(Given problem)
Pull out every line with the word "open".

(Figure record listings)
╔══
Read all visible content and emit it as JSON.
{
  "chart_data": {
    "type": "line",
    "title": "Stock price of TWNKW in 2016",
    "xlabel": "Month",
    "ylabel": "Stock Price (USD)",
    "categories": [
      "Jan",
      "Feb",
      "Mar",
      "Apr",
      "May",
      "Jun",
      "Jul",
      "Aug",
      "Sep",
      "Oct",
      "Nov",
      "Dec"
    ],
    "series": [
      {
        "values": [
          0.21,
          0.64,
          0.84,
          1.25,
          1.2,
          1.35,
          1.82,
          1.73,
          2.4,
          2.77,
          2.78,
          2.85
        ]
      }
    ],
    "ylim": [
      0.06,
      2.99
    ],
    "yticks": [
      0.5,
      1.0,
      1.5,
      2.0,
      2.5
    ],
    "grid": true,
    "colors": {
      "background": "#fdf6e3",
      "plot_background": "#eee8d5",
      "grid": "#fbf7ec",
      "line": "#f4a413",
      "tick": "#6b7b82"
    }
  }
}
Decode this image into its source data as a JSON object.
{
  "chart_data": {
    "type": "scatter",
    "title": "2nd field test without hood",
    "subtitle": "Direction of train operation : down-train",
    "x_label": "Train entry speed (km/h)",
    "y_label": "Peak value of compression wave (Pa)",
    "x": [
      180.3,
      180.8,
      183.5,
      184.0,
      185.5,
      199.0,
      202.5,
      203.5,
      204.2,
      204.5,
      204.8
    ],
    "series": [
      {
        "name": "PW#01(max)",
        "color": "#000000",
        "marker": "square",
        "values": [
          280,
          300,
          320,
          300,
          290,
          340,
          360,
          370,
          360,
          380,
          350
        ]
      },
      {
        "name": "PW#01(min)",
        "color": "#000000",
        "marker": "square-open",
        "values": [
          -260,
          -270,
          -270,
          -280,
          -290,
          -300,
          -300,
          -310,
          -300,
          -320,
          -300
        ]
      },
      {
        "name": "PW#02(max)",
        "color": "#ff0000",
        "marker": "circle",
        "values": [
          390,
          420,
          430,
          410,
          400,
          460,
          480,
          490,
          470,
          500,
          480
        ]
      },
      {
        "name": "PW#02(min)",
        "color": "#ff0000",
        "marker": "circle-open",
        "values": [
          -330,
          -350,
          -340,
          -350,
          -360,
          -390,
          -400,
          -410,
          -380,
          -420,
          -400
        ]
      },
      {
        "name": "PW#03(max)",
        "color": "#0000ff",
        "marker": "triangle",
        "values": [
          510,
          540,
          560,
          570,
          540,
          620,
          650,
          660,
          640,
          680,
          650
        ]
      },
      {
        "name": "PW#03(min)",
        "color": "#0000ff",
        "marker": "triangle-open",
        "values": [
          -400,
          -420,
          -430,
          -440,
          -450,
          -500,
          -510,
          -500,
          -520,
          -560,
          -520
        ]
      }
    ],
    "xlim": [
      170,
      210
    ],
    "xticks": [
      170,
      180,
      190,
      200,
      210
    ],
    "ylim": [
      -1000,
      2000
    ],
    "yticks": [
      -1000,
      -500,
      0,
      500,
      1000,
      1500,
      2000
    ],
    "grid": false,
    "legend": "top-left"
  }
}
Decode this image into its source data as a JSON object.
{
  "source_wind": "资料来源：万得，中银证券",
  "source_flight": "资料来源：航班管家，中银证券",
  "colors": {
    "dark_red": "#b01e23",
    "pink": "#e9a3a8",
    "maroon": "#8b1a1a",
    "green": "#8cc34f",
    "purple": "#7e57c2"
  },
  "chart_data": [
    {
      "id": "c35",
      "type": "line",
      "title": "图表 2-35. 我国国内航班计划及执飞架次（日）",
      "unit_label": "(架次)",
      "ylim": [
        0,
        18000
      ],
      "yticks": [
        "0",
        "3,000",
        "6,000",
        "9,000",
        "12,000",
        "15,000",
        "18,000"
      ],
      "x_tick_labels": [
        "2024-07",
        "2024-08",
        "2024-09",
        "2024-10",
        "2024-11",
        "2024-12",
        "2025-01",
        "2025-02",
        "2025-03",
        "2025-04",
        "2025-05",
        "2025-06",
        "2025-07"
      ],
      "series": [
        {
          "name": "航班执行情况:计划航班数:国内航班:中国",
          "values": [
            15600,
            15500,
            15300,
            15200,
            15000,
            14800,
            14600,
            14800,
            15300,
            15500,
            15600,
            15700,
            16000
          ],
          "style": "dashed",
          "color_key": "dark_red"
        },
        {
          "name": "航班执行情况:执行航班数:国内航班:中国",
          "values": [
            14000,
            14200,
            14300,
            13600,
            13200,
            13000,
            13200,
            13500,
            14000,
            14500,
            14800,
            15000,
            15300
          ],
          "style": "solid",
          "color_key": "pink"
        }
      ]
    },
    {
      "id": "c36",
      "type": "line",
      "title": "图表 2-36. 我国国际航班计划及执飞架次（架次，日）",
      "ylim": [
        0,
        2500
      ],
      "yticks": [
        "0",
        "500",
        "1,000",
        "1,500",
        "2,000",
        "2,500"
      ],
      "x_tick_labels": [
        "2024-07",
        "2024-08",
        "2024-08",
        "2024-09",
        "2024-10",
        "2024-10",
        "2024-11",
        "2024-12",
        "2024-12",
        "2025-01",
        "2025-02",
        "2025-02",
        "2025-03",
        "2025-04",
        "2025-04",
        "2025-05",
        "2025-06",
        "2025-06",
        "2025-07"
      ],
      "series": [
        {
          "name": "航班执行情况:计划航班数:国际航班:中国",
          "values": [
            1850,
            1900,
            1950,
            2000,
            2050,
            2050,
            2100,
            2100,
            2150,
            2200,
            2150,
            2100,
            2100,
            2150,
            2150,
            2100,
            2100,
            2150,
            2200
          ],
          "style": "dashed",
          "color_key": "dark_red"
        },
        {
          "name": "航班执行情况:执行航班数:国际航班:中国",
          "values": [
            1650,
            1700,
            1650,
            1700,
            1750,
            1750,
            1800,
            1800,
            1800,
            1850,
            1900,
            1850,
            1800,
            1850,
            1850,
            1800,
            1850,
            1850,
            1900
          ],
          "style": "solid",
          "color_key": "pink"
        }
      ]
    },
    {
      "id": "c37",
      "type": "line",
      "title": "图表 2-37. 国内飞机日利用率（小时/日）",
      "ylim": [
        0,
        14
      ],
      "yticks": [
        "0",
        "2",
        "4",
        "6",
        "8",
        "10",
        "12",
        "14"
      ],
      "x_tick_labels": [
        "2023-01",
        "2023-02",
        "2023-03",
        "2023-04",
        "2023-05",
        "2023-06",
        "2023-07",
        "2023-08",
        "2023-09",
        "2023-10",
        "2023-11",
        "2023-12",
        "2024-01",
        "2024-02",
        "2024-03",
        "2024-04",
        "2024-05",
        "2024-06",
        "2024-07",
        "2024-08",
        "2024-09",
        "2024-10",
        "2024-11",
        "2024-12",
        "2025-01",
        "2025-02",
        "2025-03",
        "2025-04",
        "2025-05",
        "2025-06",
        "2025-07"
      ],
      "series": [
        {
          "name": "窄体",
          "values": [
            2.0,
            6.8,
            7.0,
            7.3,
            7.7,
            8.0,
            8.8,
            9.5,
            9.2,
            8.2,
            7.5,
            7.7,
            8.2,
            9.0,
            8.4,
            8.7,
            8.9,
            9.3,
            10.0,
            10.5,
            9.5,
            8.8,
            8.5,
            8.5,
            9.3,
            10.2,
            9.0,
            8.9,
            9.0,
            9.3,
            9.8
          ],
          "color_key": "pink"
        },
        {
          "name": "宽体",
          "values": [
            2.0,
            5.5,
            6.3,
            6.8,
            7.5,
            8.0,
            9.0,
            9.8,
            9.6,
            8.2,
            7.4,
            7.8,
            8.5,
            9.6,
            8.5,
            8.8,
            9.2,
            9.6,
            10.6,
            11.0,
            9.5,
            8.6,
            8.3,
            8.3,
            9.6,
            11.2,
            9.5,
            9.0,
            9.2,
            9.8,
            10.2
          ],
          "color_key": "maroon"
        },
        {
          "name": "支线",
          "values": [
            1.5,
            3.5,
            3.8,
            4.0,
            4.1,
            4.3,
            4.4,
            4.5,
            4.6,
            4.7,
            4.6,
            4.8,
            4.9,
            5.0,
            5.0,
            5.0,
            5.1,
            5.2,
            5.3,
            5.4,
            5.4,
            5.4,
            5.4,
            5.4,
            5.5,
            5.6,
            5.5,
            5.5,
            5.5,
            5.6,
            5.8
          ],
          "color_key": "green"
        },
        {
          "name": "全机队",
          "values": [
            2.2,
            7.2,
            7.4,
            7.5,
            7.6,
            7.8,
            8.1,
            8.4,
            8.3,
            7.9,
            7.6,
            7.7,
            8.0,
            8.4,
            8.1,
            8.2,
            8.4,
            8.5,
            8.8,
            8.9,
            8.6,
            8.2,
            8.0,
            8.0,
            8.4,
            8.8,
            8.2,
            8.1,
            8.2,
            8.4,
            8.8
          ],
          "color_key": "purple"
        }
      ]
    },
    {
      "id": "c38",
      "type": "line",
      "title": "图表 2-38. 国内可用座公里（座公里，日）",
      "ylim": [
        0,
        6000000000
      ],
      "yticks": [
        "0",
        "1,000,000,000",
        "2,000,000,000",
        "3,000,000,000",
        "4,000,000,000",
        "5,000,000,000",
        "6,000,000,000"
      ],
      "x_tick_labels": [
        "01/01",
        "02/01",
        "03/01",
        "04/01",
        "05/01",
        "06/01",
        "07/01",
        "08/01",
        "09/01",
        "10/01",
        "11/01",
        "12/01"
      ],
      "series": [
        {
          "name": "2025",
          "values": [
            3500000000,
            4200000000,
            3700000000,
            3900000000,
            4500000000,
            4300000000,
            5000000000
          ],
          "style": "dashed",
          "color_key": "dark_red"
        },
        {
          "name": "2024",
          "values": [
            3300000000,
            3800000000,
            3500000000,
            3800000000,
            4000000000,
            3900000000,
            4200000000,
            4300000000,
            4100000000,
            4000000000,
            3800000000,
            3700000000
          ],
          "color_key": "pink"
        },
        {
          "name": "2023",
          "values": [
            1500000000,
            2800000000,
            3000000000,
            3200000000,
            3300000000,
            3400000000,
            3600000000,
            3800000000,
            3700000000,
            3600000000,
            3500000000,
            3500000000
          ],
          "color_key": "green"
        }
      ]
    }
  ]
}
╚══
(Complete output)
        "marker": "square-open",
        "marker": "circle-open",
        "marker": "triangle-open",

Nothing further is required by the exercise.